WRITTEN INSTRUCTION:
Give only the number of lines that contain the word "title".

ENTRIES PROVIDED:
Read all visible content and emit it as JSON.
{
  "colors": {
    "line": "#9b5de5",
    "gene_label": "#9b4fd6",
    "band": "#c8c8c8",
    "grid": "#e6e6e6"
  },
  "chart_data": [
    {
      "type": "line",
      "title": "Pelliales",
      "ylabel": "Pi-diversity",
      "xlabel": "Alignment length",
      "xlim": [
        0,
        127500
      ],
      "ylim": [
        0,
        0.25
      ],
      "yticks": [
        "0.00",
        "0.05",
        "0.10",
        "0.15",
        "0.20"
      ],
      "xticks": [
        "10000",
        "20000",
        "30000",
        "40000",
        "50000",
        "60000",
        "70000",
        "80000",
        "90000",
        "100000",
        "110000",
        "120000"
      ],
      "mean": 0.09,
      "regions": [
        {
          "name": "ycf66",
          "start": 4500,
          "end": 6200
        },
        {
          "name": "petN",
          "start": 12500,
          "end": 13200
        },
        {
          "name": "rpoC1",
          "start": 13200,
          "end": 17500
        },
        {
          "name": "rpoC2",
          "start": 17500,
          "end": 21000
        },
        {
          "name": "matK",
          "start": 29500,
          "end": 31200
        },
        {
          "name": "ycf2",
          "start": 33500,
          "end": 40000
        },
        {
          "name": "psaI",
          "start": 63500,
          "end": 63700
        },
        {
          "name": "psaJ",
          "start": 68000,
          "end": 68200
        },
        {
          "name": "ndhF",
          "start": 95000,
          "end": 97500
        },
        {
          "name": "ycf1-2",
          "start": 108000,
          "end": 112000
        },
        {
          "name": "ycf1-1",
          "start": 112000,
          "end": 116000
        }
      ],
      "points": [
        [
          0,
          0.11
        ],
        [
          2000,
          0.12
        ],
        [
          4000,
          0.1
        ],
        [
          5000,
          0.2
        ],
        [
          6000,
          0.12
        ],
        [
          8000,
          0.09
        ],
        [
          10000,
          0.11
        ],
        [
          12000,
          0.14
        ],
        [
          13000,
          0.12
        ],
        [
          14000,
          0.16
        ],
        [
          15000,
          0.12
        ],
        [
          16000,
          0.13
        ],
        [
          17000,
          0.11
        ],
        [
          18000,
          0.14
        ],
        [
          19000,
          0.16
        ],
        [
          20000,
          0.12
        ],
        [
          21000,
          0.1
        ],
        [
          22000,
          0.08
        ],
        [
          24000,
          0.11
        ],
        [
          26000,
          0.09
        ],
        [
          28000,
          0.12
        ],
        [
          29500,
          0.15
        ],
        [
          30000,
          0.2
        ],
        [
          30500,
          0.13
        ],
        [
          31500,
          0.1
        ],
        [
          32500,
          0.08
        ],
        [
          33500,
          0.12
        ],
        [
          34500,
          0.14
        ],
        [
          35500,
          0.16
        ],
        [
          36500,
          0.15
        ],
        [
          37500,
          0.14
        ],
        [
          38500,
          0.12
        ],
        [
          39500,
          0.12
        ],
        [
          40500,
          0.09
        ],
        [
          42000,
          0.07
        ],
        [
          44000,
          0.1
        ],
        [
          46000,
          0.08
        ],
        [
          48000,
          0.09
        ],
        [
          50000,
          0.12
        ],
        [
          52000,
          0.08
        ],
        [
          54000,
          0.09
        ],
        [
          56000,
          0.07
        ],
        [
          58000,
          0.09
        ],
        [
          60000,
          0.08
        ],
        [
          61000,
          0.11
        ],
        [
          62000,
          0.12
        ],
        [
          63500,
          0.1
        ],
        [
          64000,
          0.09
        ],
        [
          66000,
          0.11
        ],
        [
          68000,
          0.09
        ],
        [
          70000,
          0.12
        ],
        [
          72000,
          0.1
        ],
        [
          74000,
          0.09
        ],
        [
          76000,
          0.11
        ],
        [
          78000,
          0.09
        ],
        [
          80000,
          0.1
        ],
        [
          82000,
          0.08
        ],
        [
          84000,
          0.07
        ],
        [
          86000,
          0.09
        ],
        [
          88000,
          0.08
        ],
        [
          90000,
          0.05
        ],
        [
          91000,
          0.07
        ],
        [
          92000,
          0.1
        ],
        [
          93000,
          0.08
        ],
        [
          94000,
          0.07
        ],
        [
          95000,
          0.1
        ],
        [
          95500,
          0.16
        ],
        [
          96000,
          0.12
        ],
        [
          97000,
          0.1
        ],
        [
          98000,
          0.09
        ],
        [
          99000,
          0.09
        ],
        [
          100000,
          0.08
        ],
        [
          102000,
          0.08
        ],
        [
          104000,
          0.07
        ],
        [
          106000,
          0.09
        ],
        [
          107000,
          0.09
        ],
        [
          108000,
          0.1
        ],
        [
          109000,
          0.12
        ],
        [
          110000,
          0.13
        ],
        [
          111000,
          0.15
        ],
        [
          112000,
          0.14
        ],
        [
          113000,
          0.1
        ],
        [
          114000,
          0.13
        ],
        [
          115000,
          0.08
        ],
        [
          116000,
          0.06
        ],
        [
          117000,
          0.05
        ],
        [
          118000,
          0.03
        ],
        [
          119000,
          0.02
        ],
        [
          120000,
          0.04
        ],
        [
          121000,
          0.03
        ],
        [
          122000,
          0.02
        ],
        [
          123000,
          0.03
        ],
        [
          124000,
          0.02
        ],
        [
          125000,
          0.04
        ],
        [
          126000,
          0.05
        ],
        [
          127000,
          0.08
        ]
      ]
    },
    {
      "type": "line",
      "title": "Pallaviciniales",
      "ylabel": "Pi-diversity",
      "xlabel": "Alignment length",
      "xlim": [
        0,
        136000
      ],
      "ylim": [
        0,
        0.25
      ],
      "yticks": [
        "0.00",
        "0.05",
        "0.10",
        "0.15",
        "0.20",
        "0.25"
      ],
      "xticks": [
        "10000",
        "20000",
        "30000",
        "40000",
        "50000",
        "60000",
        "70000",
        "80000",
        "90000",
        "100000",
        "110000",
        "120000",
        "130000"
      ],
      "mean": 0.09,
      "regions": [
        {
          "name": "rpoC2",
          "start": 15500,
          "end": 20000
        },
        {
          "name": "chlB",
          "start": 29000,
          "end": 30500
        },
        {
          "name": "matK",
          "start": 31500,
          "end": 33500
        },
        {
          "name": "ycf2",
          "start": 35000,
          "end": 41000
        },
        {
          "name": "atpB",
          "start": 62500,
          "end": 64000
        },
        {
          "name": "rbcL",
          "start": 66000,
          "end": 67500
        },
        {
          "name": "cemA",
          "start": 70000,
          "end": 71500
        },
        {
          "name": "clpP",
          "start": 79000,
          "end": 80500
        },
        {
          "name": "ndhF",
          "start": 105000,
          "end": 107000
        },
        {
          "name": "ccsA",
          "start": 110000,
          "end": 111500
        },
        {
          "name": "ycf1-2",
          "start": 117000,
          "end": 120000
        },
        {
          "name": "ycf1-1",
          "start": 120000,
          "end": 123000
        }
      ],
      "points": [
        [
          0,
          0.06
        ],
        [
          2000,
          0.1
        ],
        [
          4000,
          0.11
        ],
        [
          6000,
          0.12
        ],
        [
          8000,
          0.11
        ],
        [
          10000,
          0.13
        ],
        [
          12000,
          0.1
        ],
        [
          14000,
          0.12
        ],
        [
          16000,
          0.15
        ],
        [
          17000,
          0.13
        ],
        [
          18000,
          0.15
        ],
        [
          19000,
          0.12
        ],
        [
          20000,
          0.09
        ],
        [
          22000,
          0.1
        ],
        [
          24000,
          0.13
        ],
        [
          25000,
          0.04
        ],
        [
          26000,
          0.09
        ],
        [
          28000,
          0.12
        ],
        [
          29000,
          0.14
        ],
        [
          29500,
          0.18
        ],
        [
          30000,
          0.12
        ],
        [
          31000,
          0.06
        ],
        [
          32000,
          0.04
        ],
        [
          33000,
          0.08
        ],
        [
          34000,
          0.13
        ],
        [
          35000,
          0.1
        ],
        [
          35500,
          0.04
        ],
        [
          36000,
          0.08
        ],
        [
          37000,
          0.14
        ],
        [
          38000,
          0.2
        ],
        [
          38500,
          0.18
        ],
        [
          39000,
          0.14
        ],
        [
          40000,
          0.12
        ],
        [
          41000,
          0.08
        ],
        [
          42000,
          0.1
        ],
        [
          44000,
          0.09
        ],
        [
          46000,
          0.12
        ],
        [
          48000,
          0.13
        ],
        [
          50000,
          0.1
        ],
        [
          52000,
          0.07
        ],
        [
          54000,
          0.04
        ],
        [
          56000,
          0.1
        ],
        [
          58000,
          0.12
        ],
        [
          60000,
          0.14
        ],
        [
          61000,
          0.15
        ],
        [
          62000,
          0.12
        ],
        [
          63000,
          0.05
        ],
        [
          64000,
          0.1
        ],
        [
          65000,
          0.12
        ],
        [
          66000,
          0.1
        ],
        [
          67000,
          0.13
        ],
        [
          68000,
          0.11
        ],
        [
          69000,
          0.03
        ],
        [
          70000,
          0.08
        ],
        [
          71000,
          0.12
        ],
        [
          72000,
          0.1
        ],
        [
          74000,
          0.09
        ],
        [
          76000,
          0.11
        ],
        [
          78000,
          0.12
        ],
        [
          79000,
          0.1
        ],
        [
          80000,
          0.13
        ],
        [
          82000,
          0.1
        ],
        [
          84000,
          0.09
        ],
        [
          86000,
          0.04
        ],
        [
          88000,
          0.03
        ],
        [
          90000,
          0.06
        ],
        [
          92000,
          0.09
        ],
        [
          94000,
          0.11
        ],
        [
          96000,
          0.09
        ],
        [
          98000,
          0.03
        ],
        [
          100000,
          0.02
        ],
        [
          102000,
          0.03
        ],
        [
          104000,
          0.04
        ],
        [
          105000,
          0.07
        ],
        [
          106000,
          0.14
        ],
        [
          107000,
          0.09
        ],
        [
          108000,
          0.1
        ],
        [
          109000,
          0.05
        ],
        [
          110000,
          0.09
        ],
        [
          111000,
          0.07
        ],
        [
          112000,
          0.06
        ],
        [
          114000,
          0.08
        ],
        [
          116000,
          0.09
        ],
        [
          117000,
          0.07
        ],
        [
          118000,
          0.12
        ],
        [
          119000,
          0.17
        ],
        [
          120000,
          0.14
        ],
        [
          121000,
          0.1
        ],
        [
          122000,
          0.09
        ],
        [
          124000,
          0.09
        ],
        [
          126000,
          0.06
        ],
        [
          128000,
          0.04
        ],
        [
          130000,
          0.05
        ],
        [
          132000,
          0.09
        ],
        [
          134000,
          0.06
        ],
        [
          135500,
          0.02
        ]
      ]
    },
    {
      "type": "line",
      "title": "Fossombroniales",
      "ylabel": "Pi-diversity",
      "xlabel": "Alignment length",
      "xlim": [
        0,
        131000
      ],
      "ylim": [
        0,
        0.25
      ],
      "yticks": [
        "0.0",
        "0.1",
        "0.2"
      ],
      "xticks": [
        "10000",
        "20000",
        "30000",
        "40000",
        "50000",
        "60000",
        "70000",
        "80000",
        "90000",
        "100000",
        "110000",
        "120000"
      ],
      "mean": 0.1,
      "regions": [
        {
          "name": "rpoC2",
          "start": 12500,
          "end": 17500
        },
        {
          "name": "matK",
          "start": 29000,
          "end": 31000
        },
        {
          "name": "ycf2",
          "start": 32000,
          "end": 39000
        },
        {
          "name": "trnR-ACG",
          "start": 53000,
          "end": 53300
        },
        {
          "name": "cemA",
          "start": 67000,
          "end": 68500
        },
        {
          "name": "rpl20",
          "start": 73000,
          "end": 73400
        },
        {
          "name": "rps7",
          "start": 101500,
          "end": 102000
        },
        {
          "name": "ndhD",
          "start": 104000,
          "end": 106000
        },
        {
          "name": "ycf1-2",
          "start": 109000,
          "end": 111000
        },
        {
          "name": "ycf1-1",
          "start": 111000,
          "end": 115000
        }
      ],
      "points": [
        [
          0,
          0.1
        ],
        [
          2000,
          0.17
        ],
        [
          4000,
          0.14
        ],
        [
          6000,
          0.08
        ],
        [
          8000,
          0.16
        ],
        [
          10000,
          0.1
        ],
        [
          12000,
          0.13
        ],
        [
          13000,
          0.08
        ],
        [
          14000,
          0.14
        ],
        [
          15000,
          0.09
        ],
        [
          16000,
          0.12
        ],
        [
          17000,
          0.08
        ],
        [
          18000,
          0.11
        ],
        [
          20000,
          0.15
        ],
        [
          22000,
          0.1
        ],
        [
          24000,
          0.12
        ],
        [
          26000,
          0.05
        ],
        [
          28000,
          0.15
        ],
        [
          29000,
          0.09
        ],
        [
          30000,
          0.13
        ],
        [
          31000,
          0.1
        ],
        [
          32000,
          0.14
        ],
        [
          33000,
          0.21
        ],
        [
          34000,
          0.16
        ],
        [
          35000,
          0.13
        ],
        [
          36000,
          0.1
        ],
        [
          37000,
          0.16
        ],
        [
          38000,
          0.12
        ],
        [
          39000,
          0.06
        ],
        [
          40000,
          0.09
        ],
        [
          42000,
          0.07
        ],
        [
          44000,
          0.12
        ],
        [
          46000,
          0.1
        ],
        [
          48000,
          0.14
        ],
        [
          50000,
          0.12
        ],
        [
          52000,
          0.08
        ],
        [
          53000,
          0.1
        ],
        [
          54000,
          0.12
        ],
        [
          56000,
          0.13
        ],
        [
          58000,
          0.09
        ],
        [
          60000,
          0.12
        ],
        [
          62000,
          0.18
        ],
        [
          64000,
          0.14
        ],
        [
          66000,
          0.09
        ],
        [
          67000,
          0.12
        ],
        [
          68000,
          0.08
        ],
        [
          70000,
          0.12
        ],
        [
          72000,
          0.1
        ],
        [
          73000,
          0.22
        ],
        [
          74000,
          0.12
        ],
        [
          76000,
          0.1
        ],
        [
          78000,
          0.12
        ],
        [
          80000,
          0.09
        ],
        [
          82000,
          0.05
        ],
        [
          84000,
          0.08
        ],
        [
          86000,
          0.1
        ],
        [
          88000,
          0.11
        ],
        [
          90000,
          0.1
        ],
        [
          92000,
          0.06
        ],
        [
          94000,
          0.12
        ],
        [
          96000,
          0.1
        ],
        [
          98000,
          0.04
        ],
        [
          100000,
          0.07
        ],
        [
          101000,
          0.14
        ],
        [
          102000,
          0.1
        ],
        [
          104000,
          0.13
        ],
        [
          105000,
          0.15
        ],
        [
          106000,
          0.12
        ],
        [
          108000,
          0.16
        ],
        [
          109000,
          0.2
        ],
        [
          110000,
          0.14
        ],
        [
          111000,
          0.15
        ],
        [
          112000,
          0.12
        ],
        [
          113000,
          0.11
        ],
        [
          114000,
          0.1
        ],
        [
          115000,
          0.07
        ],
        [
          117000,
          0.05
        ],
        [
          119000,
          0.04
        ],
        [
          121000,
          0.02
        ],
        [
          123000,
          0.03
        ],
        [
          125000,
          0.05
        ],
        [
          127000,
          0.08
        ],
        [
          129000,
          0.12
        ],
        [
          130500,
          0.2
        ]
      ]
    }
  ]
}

ANSWER FOR THE TASK:
3